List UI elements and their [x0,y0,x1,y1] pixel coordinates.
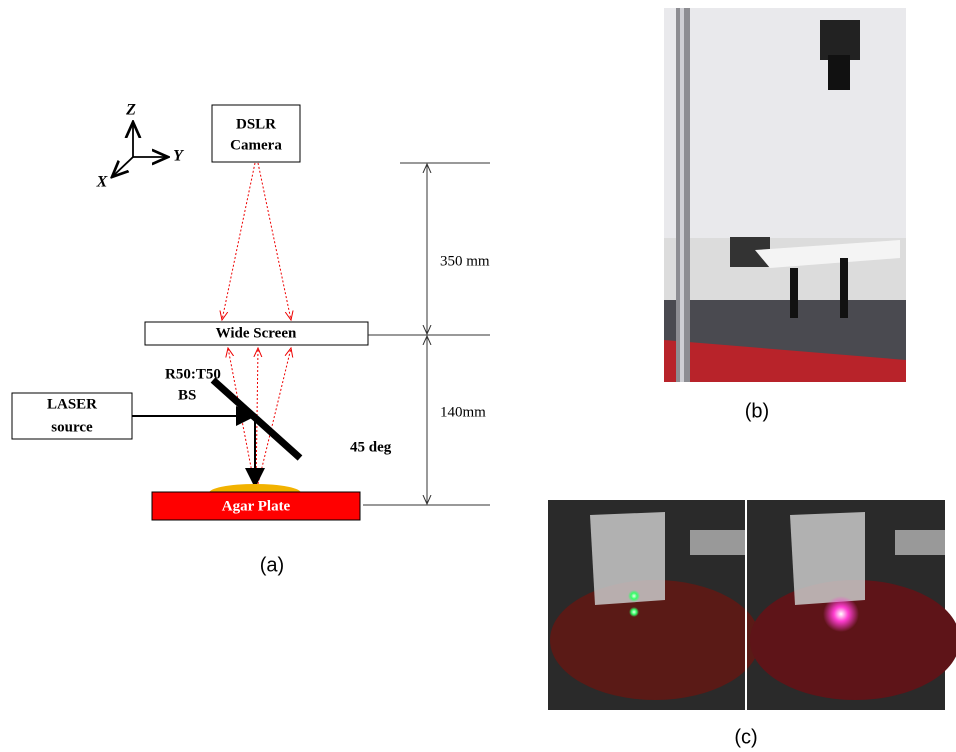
distance-label: 140mm [440,404,486,420]
axes [112,122,168,177]
panel-c: (c) [548,500,956,748]
laser-label: LASER [47,396,97,412]
screen-label: Wide Screen [216,325,297,341]
camera-box [212,105,300,162]
axis-label: Z [125,102,136,119]
distance-label: 350 mm [440,253,490,269]
axis-label: X [96,174,108,191]
caption: (c) [734,726,757,748]
camera-label: Camera [230,137,282,153]
angle-label: 45 deg [350,439,392,455]
laser-beam [132,416,255,486]
caption: (a) [260,554,284,576]
splitter-label: BS [178,387,196,403]
splitter-label: R50:T50 [165,366,221,382]
axis-label: Y [173,148,184,165]
panel-a: Z Y X DSLR Camera Wide Screen R50:T50 BS… [12,102,490,577]
laser-label: source [51,419,93,435]
plate-label: Agar Plate [222,498,291,514]
panel-b: (b) [664,8,906,422]
figure: Z Y X DSLR Camera Wide Screen R50:T50 BS… [0,0,956,752]
caption: (b) [745,400,769,422]
camera-label: DSLR [236,116,276,132]
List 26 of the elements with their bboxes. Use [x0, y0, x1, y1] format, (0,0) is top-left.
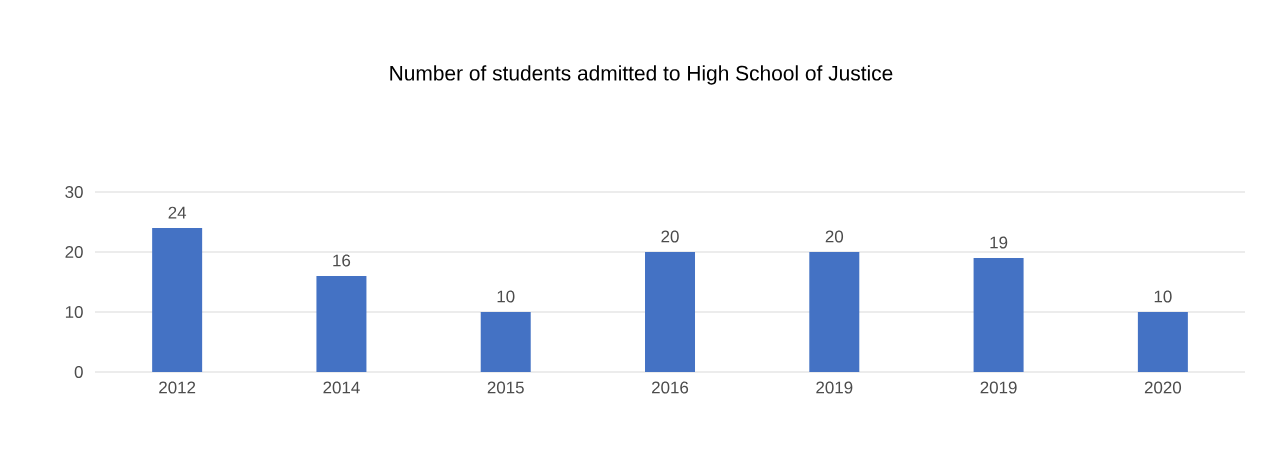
x-tick-label: 2015: [487, 381, 524, 394]
bar: [152, 228, 203, 372]
data-label: 19: [990, 236, 1008, 249]
x-tick-label: 2019: [816, 381, 853, 394]
bar: [1137, 312, 1188, 372]
data-label: 20: [825, 230, 844, 243]
data-label: 20: [661, 230, 679, 243]
bar: [480, 312, 531, 372]
x-tick-label: 2020: [1144, 381, 1182, 394]
y-tick-label: 10: [65, 306, 83, 318]
x-tick-label: 2019: [980, 381, 1017, 394]
chart-title: Number of students admitted to High School of Justice: [390, 65, 893, 85]
y-tick-label: 30: [65, 186, 83, 198]
bar: [973, 258, 1024, 372]
x-tick-label: 2012: [159, 381, 196, 394]
data-label: 10: [497, 290, 515, 303]
data-label: 16: [333, 254, 351, 267]
bar: [645, 252, 696, 372]
bar: [809, 252, 860, 372]
data-label: 24: [168, 206, 187, 219]
y-tick-label: 20: [65, 246, 83, 258]
y-tick-label: 0: [74, 366, 83, 378]
x-tick-label: 2014: [323, 381, 360, 394]
bar: [316, 276, 367, 372]
x-tick-label: 2016: [652, 381, 689, 394]
data-label: 10: [1154, 290, 1172, 303]
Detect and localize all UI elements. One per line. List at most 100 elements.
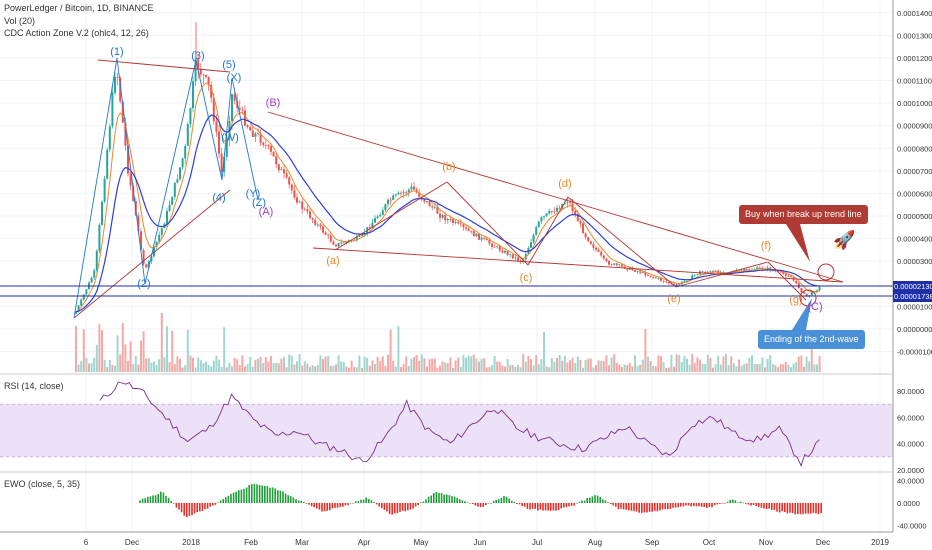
————
Pull every line of the listing above into your answer unchanged, from the first to the last, leaving out the pictures.

List UI elements and their [x0,y0,x1,y1] pixel coordinates.
distance-label: 140mm [440,404,486,420]
axes [112,122,168,177]
panel-c: (c) [548,500,956,748]
laser-label: LASER [47,396,97,412]
screen-label: Wide Screen [216,325,297,341]
camera-box [212,105,300,162]
axis-label: Z [125,102,136,119]
distance-label: 350 mm [440,253,490,269]
axis-label: X [96,174,108,191]
caption: (c) [734,726,757,748]
camera-label: Camera [230,137,282,153]
angle-label: 45 deg [350,439,392,455]
laser-beam [132,416,255,486]
caption: (a) [260,554,284,576]
splitter-label: BS [178,387,196,403]
splitter-label: R50:T50 [165,366,221,382]
axis-label: Y [173,148,184,165]
panel-a: Z Y X DSLR Camera Wide Screen R50:T50 BS… [12,102,490,577]
laser-label: source [51,419,93,435]
plate-label: Agar Plate [222,498,291,514]
panel-b: (b) [664,8,906,422]
figure: Z Y X DSLR Camera Wide Screen R50:T50 BS… [0,0,956,752]
caption: (b) [745,400,769,422]
camera-label: DSLR [236,116,276,132]
List 26 of the elements with their bboxes. Use [x0, y0, x1, y1] format, (0,0) is top-left.
x-tick-label: 2015: [487, 381, 524, 394]
bar: [152, 228, 203, 372]
data-label: 19: [990, 236, 1008, 249]
x-tick-label: 2019: [816, 381, 853, 394]
bar: [1137, 312, 1188, 372]
data-label: 20: [825, 230, 844, 243]
data-label: 20: [661, 230, 679, 243]
bar: [480, 312, 531, 372]
x-tick-label: 2020: [1144, 381, 1182, 394]
y-tick-label: 10: [65, 306, 83, 318]
x-tick-label: 2019: [980, 381, 1017, 394]
chart-title: Number of students admitted to High School of Justice: [390, 65, 893, 85]
y-tick-label: 30: [65, 186, 83, 198]
bar: [973, 258, 1024, 372]
x-tick-label: 2012: [159, 381, 196, 394]
data-label: 10: [497, 290, 515, 303]
data-label: 16: [333, 254, 351, 267]
bar: [645, 252, 696, 372]
bar: [809, 252, 860, 372]
data-label: 24: [168, 206, 187, 219]
y-tick-label: 20: [65, 246, 83, 258]
y-tick-label: 0: [74, 366, 83, 378]
x-tick-label: 2014: [323, 381, 360, 394]
bar: [316, 276, 367, 372]
x-tick-label: 2016: [652, 381, 689, 394]
data-label: 10: [1154, 290, 1172, 303]
Detect and localize all UI elements. One per line. List at most 100 elements.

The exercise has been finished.